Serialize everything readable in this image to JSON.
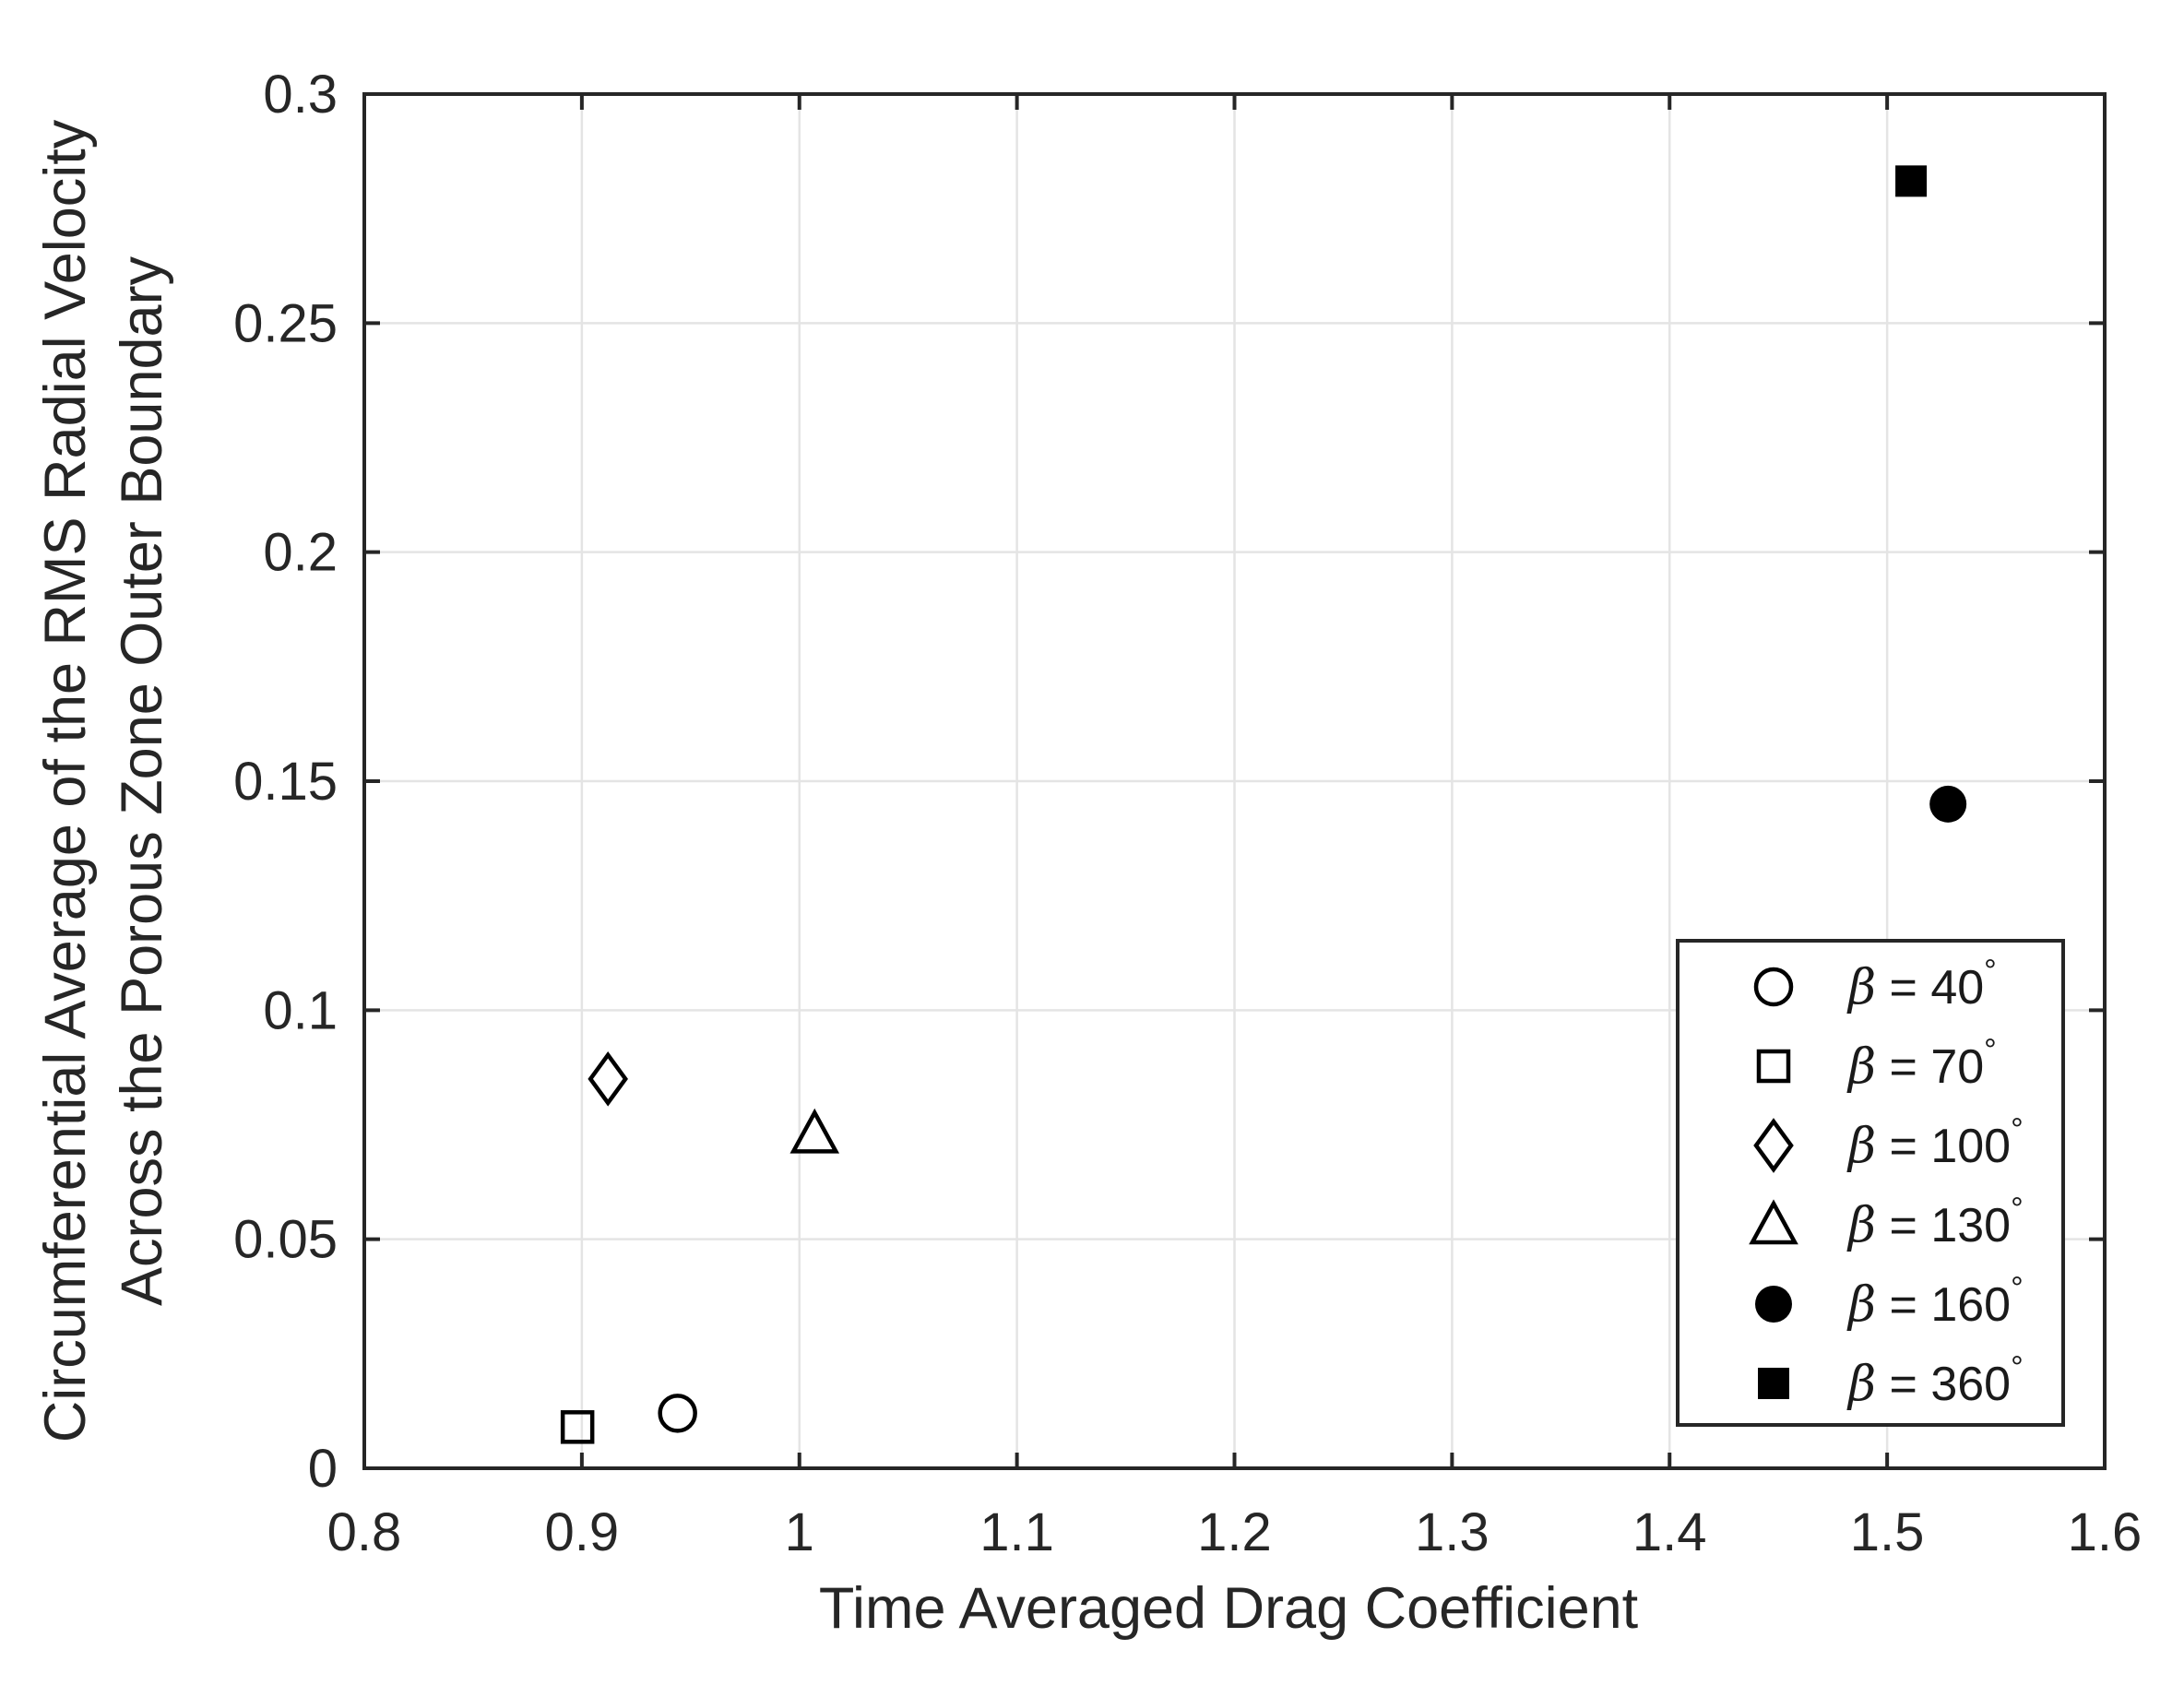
{
  "figure": {
    "background": "#ffffff",
    "axis_color": "#262626",
    "grid_color": "#e4e4e4",
    "marker_color": "#000000",
    "text_color": "#262626"
  },
  "chart_data": {
    "type": "scatter",
    "title": "",
    "xlabel": "Time Averaged Drag Coefficient",
    "ylabel_line1": "Circumferential Average of the RMS Radial Velocity",
    "ylabel_line2": "Across the Porous Zone Outer Boundary",
    "xlim": [
      0.8,
      1.6
    ],
    "ylim": [
      0,
      0.3
    ],
    "grid": true,
    "legend_location": "inside lower-right",
    "xticks": [
      {
        "v": 0.8,
        "label": "0.8"
      },
      {
        "v": 0.9,
        "label": "0.9"
      },
      {
        "v": 1.0,
        "label": "1"
      },
      {
        "v": 1.1,
        "label": "1.1"
      },
      {
        "v": 1.2,
        "label": "1.2"
      },
      {
        "v": 1.3,
        "label": "1.3"
      },
      {
        "v": 1.4,
        "label": "1.4"
      },
      {
        "v": 1.5,
        "label": "1.5"
      },
      {
        "v": 1.6,
        "label": "1.6"
      }
    ],
    "yticks": [
      {
        "v": 0.0,
        "label": "0"
      },
      {
        "v": 0.05,
        "label": "0.05"
      },
      {
        "v": 0.1,
        "label": "0.1"
      },
      {
        "v": 0.15,
        "label": "0.15"
      },
      {
        "v": 0.2,
        "label": "0.2"
      },
      {
        "v": 0.25,
        "label": "0.25"
      },
      {
        "v": 0.3,
        "label": "0.3"
      }
    ],
    "series": [
      {
        "beta": 40,
        "label": "β = 40°",
        "label_value": "40",
        "marker": "circle",
        "fill": "open",
        "points": [
          [
            0.944,
            0.012
          ]
        ]
      },
      {
        "beta": 70,
        "label": "β = 70°",
        "label_value": "70",
        "marker": "square",
        "fill": "open",
        "points": [
          [
            0.898,
            0.009
          ]
        ]
      },
      {
        "beta": 100,
        "label": "β = 100°",
        "label_value": "100",
        "marker": "diamond",
        "fill": "open",
        "points": [
          [
            0.912,
            0.085
          ]
        ]
      },
      {
        "beta": 130,
        "label": "β = 130°",
        "label_value": "130",
        "marker": "triangle",
        "fill": "open",
        "points": [
          [
            1.007,
            0.073
          ]
        ]
      },
      {
        "beta": 160,
        "label": "β = 160°",
        "label_value": "160",
        "marker": "circle",
        "fill": "solid",
        "points": [
          [
            1.528,
            0.145
          ]
        ]
      },
      {
        "beta": 360,
        "label": "β = 360°",
        "label_value": "360",
        "marker": "square",
        "fill": "solid",
        "points": [
          [
            1.511,
            0.281
          ]
        ]
      }
    ],
    "legend_symbol": {
      "variable": "β",
      "equals": "=",
      "degree": "°"
    }
  }
}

········

Exercise task: Except for the pictures, print the data above exactly.

Exercise response:
Serialize everything readable in this image to JSON.
{
  "figure": {
    "background": "#ffffff",
    "axis_color": "#262626",
    "grid_color": "#e4e4e4",
    "marker_color": "#000000",
    "text_color": "#262626"
  },
  "chart_data": {
    "type": "scatter",
    "title": "",
    "xlabel": "Time Averaged Drag Coefficient",
    "ylabel_line1": "Circumferential Average of the RMS Radial Velocity",
    "ylabel_line2": "Across the Porous Zone Outer Boundary",
    "xlim": [
      0.8,
      1.6
    ],
    "ylim": [
      0,
      0.3
    ],
    "grid": true,
    "legend_location": "inside lower-right",
    "xticks": [
      {
        "v": 0.8,
        "label": "0.8"
      },
      {
        "v": 0.9,
        "label": "0.9"
      },
      {
        "v": 1.0,
        "label": "1"
      },
      {
        "v": 1.1,
        "label": "1.1"
      },
      {
        "v": 1.2,
        "label": "1.2"
      },
      {
        "v": 1.3,
        "label": "1.3"
      },
      {
        "v": 1.4,
        "label": "1.4"
      },
      {
        "v": 1.5,
        "label": "1.5"
      },
      {
        "v": 1.6,
        "label": "1.6"
      }
    ],
    "yticks": [
      {
        "v": 0.0,
        "label": "0"
      },
      {
        "v": 0.05,
        "label": "0.05"
      },
      {
        "v": 0.1,
        "label": "0.1"
      },
      {
        "v": 0.15,
        "label": "0.15"
      },
      {
        "v": 0.2,
        "label": "0.2"
      },
      {
        "v": 0.25,
        "label": "0.25"
      },
      {
        "v": 0.3,
        "label": "0.3"
      }
    ],
    "series": [
      {
        "beta": 40,
        "label": "β = 40°",
        "label_value": "40",
        "marker": "circle",
        "fill": "open",
        "points": [
          [
            0.944,
            0.012
          ]
        ]
      },
      {
        "beta": 70,
        "label": "β = 70°",
        "label_value": "70",
        "marker": "square",
        "fill": "open",
        "points": [
          [
            0.898,
            0.009
          ]
        ]
      },
      {
        "beta": 100,
        "label": "β = 100°",
        "label_value": "100",
        "marker": "diamond",
        "fill": "open",
        "points": [
          [
            0.912,
            0.085
          ]
        ]
      },
      {
        "beta": 130,
        "label": "β = 130°",
        "label_value": "130",
        "marker": "triangle",
        "fill": "open",
        "points": [
          [
            1.007,
            0.073
          ]
        ]
      },
      {
        "beta": 160,
        "label": "β = 160°",
        "label_value": "160",
        "marker": "circle",
        "fill": "solid",
        "points": [
          [
            1.528,
            0.145
          ]
        ]
      },
      {
        "beta": 360,
        "label": "β = 360°",
        "label_value": "360",
        "marker": "square",
        "fill": "solid",
        "points": [
          [
            1.511,
            0.281
          ]
        ]
      }
    ],
    "legend_symbol": {
      "variable": "β",
      "equals": "=",
      "degree": "°"
    }
  }
}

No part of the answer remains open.